本文.
説明

真空ポンプ装置

【課題】 電気モータを使用することのない真空ポンプ装置を提供すること。
【解決手段】 圧縮空気タンク1に空気エゼクタ2,4の吸込室17,18と接続する。吸込室17,18に吸引流体管5を接続する。空気エゼクタ2,4の間に三方切換弁26を介在する。空気エゼクタ2,4のディフューザ19,20に出口管11を接続する。出口管11の端部を排気タンク9と接続する。排気タンク9に、圧縮空気排除管10と液体排除管12をそれぞれ接続する。
圧縮空気タンク1から空気エゼクタ2,4へ供給される圧縮空気によって真空を発生させることで、電動モータ等の電気駆動源を不要とすることができる。

【発明の詳細な説明】
【技術分野】
【0001】
本発明は、大気圧以下の真空状態の流体を吸引することができる真空ポンプ装置に関する。

設問. 本文によると、この真空ポンプ装置は何によって真空を発生させるか。 以下の資料の各項目は、本文とは別個の素材である。

提供資料.
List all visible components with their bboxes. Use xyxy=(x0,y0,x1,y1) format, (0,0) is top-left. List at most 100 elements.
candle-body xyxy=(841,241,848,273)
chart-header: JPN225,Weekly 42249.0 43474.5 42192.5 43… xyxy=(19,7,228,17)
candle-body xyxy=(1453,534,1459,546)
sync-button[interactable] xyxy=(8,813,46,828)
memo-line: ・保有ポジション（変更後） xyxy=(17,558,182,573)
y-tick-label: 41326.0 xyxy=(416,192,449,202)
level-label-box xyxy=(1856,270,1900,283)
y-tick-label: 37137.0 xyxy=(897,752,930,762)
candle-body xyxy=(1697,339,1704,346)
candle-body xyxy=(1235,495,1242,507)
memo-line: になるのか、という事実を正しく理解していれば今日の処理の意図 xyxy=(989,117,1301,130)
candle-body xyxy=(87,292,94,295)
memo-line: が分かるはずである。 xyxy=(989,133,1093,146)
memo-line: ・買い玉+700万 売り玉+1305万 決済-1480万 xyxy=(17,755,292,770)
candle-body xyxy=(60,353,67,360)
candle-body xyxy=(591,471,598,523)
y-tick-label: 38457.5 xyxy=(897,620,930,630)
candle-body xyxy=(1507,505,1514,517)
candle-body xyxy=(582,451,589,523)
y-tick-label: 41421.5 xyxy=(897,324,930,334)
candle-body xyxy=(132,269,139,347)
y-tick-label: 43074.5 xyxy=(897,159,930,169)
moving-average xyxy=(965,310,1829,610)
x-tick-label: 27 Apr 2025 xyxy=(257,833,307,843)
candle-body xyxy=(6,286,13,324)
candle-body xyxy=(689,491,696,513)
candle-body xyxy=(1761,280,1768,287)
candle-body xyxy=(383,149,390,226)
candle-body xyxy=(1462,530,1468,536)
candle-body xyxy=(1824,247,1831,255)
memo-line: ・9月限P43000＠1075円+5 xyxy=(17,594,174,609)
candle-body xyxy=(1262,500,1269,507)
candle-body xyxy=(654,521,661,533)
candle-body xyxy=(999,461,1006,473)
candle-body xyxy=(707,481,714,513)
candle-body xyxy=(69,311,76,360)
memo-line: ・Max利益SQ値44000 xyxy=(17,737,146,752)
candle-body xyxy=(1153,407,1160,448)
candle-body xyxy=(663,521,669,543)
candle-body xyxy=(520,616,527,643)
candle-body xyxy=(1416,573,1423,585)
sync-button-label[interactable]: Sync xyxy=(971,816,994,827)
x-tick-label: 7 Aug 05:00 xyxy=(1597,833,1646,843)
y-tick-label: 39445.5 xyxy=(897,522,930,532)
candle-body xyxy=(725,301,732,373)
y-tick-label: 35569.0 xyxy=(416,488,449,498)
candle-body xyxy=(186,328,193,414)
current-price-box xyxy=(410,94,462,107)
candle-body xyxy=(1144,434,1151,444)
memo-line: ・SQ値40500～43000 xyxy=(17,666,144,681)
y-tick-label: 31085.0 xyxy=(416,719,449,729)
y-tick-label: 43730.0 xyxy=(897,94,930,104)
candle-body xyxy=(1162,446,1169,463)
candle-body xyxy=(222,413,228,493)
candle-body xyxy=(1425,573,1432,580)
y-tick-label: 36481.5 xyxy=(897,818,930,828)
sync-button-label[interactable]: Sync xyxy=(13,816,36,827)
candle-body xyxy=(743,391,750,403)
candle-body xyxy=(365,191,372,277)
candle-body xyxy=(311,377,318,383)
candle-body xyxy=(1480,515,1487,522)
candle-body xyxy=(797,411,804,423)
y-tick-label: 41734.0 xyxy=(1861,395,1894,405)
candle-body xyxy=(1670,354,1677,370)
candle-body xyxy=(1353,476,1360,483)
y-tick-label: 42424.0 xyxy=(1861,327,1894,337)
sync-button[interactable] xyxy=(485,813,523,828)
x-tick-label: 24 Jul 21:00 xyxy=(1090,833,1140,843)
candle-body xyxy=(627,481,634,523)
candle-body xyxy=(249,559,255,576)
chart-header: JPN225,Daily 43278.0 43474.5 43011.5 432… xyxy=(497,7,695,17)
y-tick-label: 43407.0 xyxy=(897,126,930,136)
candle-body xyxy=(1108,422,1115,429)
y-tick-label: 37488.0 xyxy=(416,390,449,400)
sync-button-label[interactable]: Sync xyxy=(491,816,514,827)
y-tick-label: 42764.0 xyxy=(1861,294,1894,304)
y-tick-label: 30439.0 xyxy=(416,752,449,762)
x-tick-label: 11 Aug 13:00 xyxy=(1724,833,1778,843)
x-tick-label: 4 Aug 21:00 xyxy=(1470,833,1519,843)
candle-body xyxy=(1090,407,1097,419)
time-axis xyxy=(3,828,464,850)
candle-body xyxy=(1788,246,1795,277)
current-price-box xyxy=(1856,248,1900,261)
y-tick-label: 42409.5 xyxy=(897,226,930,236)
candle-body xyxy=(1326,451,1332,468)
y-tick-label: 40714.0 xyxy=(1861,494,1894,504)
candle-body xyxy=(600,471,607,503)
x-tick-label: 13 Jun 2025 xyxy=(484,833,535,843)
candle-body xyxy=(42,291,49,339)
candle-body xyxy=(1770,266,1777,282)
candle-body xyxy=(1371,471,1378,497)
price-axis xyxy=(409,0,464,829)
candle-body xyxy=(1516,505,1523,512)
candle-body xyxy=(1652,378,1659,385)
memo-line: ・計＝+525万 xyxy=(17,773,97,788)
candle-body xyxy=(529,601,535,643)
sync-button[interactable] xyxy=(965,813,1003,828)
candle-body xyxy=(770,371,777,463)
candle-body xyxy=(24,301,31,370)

解答例. 圧縮空気タンク1から空気エゼクタ2,4へ供給される圧縮空気によって真空を発生させる。